**Problem:** In the entries, find all lines that hold the word "trap" and copy them.

**Data:**
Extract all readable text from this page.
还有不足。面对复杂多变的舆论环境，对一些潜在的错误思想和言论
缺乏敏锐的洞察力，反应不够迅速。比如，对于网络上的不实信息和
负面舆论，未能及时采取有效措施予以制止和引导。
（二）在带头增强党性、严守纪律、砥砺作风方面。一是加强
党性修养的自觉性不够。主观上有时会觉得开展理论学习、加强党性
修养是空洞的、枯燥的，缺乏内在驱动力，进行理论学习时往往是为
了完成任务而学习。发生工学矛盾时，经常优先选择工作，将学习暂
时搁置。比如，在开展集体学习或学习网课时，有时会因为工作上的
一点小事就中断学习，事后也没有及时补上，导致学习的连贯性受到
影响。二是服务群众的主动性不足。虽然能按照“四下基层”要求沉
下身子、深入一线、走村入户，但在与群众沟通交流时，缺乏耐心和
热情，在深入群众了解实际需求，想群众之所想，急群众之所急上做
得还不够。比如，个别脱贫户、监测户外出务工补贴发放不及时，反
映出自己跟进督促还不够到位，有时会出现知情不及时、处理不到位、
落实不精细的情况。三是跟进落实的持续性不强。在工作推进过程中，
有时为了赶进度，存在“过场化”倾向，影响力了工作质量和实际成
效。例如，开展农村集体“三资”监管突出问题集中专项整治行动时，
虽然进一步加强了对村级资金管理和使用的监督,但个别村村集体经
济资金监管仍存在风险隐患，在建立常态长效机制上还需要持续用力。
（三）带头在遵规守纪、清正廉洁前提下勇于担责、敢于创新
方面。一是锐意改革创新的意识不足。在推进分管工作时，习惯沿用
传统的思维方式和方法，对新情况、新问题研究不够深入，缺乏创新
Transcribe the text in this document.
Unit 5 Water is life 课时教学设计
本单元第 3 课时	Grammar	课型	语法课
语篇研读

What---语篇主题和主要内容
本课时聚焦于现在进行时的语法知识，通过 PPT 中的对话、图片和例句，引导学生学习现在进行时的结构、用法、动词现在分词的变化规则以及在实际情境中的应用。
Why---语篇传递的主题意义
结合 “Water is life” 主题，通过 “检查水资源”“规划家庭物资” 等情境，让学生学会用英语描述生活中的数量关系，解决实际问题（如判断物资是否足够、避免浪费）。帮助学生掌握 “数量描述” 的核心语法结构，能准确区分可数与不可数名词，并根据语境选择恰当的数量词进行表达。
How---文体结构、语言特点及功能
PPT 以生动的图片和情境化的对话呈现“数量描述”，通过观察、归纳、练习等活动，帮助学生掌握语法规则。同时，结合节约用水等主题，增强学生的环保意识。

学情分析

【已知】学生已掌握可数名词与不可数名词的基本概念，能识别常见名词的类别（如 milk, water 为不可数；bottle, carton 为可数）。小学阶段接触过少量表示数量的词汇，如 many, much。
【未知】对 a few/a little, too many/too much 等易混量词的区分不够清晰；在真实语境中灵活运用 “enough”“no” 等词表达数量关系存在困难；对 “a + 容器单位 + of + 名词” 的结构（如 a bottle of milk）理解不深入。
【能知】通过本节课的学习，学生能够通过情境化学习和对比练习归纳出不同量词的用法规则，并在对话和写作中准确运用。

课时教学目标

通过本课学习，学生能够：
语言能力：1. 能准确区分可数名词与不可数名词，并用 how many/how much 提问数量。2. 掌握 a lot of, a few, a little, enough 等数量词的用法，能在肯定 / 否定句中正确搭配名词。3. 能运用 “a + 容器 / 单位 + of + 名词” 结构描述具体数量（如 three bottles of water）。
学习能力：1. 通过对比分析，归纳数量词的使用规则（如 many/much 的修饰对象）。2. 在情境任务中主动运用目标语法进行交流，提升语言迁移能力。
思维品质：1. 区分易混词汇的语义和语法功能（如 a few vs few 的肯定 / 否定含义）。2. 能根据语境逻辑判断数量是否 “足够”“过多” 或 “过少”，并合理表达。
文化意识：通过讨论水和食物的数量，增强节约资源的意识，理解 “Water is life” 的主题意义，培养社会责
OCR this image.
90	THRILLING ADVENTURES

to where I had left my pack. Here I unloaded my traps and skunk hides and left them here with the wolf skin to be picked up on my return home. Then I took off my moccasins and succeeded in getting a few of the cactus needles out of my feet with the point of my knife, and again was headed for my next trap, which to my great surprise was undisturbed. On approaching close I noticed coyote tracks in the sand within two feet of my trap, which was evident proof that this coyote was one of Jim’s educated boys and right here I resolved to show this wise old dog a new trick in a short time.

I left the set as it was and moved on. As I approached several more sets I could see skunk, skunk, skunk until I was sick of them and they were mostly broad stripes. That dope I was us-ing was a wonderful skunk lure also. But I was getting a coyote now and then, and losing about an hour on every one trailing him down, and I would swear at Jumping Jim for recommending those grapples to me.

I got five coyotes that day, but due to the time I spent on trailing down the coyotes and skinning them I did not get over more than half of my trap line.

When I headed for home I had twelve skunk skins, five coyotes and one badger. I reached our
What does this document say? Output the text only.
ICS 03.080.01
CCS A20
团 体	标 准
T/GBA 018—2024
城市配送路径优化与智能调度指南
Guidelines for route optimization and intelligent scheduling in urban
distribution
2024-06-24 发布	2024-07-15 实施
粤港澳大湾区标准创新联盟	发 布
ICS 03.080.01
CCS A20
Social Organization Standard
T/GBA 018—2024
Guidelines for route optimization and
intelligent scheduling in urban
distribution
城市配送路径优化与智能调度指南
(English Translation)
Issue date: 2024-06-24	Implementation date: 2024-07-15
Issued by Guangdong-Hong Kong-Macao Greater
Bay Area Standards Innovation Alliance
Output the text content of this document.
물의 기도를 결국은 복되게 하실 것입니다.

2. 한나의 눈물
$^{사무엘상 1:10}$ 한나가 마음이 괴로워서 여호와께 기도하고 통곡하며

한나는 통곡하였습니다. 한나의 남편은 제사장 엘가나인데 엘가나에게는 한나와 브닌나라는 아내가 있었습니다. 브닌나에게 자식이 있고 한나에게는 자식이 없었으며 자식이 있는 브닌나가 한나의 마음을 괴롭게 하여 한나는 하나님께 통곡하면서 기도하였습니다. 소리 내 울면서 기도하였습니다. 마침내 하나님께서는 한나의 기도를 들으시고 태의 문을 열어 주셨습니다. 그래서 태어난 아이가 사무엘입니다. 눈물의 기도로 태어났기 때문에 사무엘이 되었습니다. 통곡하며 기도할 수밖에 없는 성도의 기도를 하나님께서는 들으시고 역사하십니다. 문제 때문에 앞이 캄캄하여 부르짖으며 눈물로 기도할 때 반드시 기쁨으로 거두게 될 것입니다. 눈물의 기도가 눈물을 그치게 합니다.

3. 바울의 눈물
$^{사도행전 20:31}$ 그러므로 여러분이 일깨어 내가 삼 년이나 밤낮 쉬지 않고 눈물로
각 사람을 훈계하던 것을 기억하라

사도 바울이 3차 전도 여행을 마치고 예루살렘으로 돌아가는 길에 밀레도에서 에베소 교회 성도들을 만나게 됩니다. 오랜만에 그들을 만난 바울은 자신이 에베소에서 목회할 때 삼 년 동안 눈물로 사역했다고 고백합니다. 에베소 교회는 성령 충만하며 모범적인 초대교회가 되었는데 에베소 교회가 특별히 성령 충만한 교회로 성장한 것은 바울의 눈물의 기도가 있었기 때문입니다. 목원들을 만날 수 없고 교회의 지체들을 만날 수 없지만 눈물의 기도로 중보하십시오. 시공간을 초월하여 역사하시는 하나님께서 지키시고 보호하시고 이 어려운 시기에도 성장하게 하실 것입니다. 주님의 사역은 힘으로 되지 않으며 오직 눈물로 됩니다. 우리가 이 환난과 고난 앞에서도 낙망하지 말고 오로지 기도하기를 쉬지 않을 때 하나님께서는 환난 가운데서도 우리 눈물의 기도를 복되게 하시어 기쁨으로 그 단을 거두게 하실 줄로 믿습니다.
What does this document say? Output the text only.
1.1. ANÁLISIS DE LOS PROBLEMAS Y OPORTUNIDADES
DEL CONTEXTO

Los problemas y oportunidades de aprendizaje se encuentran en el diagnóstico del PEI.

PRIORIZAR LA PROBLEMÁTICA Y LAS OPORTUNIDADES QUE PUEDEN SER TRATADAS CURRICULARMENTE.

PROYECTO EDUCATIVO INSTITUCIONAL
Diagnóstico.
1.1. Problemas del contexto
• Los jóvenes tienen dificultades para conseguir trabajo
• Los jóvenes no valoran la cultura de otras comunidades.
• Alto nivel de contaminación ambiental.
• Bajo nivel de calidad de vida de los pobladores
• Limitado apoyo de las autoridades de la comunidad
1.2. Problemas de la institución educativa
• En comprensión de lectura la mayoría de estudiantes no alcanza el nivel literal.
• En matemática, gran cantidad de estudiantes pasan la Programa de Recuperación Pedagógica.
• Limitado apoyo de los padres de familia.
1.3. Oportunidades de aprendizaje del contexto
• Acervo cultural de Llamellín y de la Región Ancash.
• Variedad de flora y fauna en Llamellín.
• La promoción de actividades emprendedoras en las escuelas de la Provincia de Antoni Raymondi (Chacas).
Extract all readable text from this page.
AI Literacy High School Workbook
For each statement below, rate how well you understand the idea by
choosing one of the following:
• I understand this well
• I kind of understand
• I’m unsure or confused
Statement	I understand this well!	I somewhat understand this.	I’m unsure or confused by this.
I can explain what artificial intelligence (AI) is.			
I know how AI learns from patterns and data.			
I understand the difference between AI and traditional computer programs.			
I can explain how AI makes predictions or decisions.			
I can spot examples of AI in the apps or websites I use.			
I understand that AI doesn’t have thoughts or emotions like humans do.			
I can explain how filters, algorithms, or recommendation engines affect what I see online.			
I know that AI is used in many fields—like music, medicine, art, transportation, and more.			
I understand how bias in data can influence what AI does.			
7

**Reply:**
to where I had left my pack. Here I unloaded my traps and skunk hides and left them here with the wolf skin to be picked up on my return home. Then I took off my moccasins and succeeded in getting a few of the cactus needles out of my feet with the point of my knife, and again was headed for my next trap, which to my great surprise was undisturbed. On approaching close I noticed coyote tracks in the sand within two feet of my trap, which was evident proof that this coyote was one of Jim’s educated boys and right here I resolved to show this wise old dog a new trick in a short time.
I got five coyotes that day, but due to the time I spent on trailing down the coyotes and skinning them I did not get over more than half of my trap line.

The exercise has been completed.